Data for processing -
+++
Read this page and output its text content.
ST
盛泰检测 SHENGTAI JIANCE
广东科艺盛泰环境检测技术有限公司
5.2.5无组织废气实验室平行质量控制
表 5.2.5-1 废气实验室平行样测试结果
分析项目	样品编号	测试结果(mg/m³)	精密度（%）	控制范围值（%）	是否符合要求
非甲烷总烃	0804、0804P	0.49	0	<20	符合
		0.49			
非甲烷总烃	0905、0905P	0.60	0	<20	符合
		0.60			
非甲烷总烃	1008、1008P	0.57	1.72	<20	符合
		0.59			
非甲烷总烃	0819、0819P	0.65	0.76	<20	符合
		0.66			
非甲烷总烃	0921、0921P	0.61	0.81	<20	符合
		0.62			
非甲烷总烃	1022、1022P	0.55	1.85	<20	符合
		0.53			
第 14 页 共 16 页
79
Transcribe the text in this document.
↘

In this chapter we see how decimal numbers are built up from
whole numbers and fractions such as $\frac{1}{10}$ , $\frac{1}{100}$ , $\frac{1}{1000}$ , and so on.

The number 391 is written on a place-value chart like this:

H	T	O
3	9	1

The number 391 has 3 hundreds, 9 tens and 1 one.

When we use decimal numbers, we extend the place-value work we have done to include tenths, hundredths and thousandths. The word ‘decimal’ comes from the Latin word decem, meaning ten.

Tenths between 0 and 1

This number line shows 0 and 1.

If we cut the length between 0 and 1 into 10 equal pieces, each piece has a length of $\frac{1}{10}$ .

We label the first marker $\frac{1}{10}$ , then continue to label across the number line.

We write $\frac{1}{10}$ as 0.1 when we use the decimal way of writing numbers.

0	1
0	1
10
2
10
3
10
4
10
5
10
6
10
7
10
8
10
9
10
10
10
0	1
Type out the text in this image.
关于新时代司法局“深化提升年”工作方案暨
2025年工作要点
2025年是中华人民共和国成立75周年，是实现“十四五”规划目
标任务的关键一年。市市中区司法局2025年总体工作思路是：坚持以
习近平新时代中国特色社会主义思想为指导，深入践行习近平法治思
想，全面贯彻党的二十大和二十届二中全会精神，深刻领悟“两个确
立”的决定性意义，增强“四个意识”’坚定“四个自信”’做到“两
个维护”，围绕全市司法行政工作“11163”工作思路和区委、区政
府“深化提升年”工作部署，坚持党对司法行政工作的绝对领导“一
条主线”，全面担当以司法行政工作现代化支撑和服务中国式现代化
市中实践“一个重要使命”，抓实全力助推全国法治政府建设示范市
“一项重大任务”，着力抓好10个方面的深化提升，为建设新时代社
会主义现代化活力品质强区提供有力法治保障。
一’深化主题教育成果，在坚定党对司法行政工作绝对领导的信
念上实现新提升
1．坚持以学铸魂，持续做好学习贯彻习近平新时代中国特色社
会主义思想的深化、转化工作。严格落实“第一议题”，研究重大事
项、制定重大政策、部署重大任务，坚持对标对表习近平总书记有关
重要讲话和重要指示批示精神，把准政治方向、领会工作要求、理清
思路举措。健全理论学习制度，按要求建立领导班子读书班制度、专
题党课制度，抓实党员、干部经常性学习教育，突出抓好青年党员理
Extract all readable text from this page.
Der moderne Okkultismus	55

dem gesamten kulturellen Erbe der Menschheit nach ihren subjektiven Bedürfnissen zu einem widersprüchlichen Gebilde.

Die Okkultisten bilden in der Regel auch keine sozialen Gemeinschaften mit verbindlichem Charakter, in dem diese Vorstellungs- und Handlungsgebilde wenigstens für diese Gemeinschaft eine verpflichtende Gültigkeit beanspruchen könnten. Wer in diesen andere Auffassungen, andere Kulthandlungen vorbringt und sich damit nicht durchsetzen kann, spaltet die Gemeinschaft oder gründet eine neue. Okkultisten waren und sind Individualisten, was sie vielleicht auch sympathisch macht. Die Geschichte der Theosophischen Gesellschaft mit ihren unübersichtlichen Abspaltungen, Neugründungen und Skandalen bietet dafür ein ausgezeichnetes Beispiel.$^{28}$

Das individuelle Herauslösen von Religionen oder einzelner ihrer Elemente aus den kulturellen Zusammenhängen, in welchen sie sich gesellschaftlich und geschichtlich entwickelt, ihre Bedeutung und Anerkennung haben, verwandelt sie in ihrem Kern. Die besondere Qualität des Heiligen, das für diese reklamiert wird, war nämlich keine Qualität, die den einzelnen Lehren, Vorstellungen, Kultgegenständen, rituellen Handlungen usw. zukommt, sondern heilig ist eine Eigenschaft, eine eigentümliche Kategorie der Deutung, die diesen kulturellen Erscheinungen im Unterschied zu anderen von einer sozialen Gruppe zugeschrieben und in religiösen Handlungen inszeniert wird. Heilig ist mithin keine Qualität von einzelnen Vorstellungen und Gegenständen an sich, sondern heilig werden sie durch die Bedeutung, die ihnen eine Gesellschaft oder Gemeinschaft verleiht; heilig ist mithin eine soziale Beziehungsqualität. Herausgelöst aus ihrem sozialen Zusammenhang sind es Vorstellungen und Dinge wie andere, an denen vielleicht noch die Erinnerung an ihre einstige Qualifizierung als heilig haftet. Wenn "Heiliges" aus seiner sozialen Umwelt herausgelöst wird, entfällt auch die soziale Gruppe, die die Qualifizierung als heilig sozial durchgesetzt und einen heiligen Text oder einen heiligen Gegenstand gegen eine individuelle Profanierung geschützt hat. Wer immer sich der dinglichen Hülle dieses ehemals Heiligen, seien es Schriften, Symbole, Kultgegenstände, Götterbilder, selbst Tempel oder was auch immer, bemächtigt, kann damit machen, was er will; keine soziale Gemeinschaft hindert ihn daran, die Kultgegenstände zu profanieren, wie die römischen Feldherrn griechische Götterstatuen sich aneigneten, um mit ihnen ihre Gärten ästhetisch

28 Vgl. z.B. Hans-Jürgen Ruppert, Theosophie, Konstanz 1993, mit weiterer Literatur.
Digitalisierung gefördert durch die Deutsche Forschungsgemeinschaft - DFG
+++
Problem description -
Every line that holds the word "numbers" should be extracted.

Result -
In this chapter we see how decimal numbers are built up from
whole numbers and fractions such as $\frac{1}{10}$ , $\frac{1}{100}$ , $\frac{1}{1000}$ , and so on.
When we use decimal numbers, we extend the place-value work we have done to include tenths, hundredths and thousandths. The word ‘decimal’ comes from the Latin word decem, meaning ten.
We write $\frac{1}{10}$ as 0.1 when we use the decimal way of writing numbers.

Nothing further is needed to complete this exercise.